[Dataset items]
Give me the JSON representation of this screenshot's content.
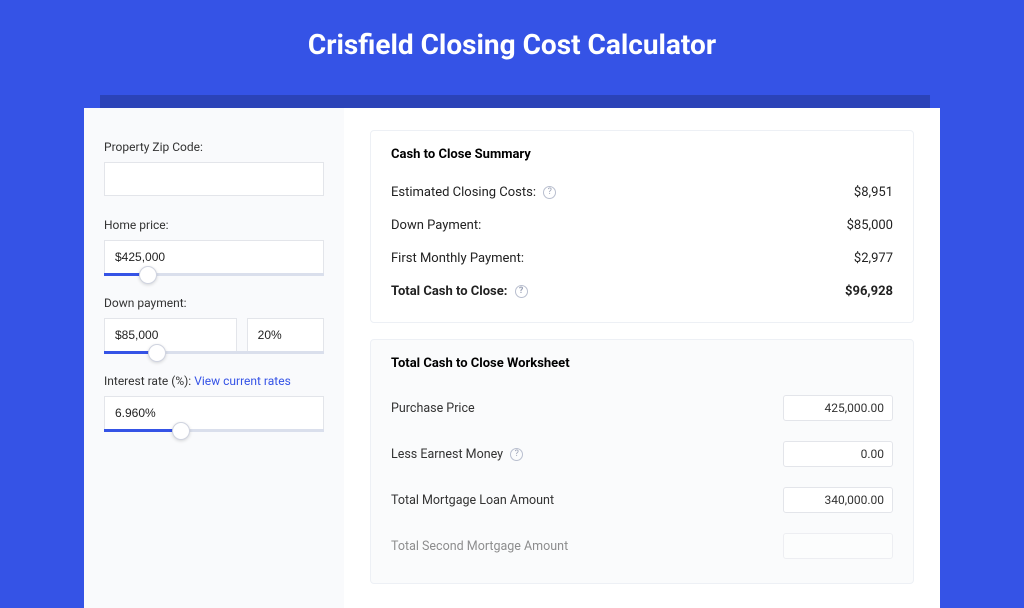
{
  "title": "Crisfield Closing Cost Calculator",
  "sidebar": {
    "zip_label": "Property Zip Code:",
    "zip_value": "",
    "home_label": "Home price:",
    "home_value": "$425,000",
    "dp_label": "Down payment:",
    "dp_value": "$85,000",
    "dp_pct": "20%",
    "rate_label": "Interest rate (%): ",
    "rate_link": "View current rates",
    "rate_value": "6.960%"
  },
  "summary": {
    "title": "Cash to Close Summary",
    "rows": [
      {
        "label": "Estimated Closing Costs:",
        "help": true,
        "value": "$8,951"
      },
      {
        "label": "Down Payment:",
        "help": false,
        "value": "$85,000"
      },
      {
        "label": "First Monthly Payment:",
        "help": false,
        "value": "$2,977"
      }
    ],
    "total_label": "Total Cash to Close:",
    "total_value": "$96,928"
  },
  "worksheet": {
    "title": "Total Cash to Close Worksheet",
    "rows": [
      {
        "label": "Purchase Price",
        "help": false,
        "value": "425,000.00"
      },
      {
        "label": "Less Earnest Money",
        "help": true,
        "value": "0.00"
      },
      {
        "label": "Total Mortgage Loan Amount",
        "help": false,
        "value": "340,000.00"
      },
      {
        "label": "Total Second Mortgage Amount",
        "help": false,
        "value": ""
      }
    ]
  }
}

--

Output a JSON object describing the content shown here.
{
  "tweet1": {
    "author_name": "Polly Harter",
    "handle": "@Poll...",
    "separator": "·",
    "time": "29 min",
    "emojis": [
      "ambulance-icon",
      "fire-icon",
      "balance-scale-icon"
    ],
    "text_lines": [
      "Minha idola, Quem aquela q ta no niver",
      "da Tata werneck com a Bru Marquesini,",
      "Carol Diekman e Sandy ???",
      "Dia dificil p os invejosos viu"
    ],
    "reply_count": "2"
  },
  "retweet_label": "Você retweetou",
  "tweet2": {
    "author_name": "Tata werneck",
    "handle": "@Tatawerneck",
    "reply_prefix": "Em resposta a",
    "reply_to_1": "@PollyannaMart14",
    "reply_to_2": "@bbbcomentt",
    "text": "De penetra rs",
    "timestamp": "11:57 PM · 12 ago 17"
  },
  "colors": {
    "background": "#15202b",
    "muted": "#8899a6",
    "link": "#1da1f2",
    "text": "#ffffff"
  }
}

* * *

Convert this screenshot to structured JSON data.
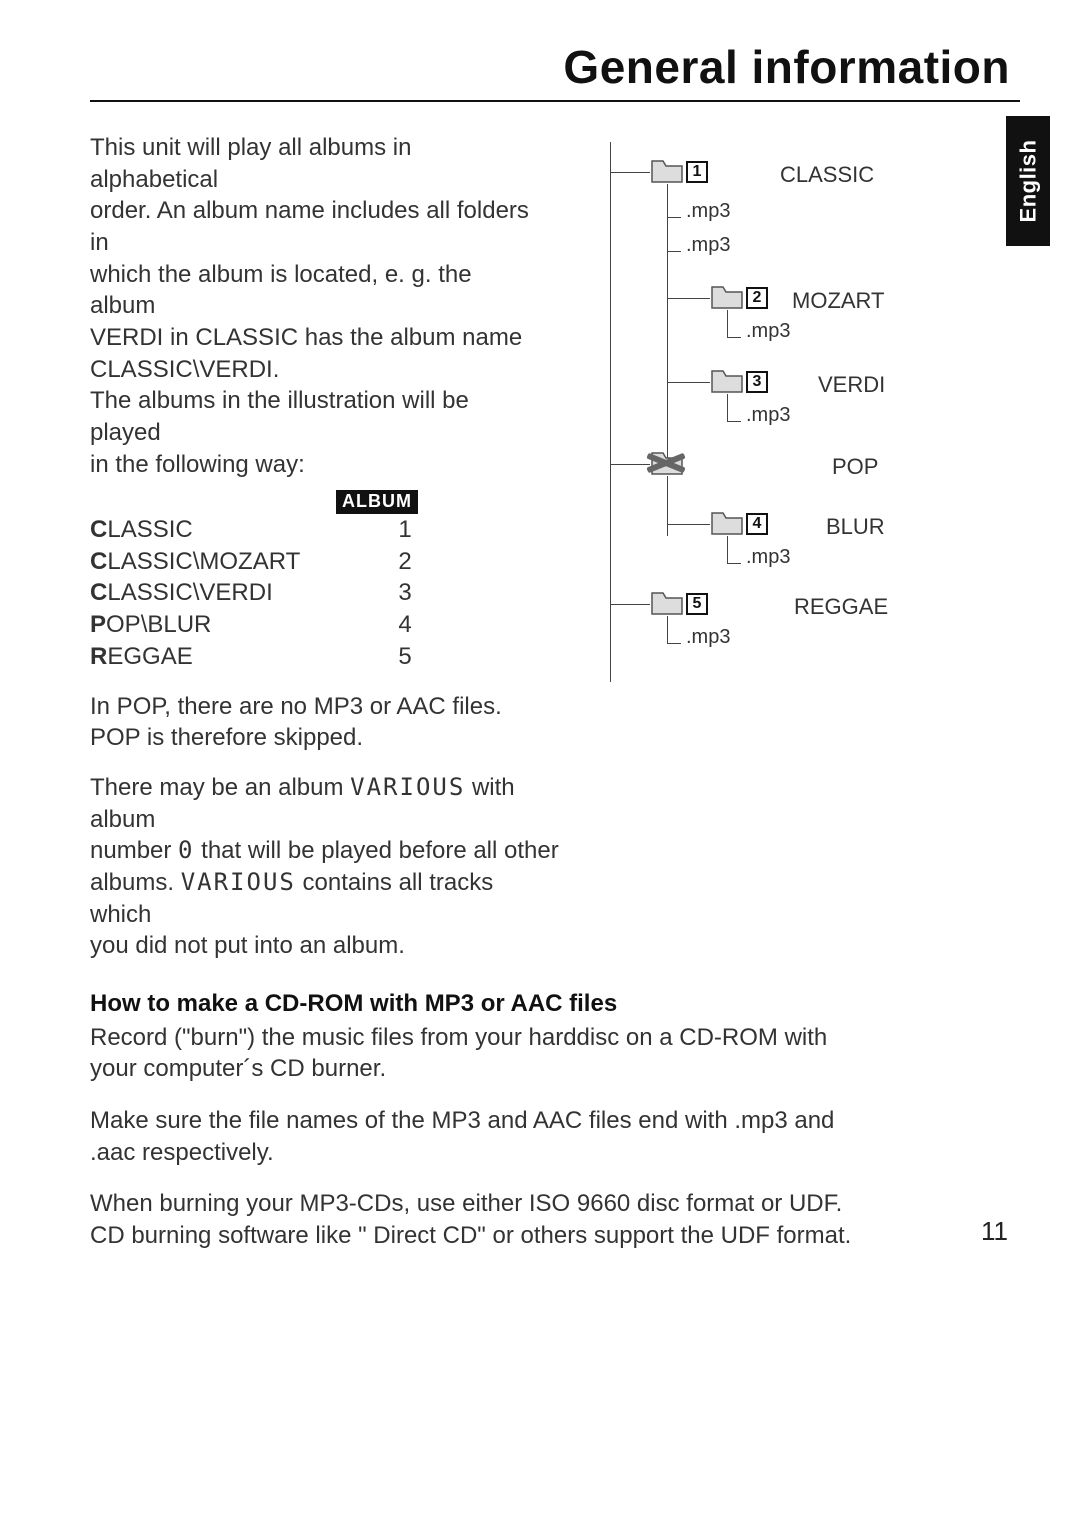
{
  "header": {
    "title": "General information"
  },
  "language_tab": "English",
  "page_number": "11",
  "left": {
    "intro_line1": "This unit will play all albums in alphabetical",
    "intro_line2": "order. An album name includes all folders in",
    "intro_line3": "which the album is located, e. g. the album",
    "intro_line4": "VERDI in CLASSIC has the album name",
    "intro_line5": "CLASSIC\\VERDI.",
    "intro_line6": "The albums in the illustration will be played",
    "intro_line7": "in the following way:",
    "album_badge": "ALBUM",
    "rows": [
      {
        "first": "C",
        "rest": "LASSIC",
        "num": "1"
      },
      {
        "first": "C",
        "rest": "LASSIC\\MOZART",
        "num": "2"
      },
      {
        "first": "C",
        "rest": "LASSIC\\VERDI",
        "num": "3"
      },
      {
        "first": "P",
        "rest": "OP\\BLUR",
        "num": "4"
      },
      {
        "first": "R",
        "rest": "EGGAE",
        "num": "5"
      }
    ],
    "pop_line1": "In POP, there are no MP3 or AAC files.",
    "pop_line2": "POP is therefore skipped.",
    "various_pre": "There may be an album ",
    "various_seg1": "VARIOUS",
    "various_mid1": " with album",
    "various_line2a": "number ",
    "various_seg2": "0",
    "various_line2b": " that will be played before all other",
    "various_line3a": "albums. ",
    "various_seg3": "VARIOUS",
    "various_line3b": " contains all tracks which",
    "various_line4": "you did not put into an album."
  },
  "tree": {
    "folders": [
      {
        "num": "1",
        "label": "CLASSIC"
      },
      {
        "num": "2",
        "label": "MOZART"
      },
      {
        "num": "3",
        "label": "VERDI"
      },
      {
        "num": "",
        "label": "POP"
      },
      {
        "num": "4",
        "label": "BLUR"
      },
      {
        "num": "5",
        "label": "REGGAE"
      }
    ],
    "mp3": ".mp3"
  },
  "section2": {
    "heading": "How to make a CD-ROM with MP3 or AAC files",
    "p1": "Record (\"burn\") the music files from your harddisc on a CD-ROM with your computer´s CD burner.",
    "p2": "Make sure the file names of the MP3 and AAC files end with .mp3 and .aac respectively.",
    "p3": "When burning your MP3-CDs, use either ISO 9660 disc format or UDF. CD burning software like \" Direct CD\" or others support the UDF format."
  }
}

» Aim of the exercise:
Where a line holds "title", copy that line.

» Exercise answer:
  "title": "Crisfield Closing Cost Calculator",
    "title": "Cash to Close Summary",
    "title": "Total Cash to Close Worksheet",
    "title": "General information"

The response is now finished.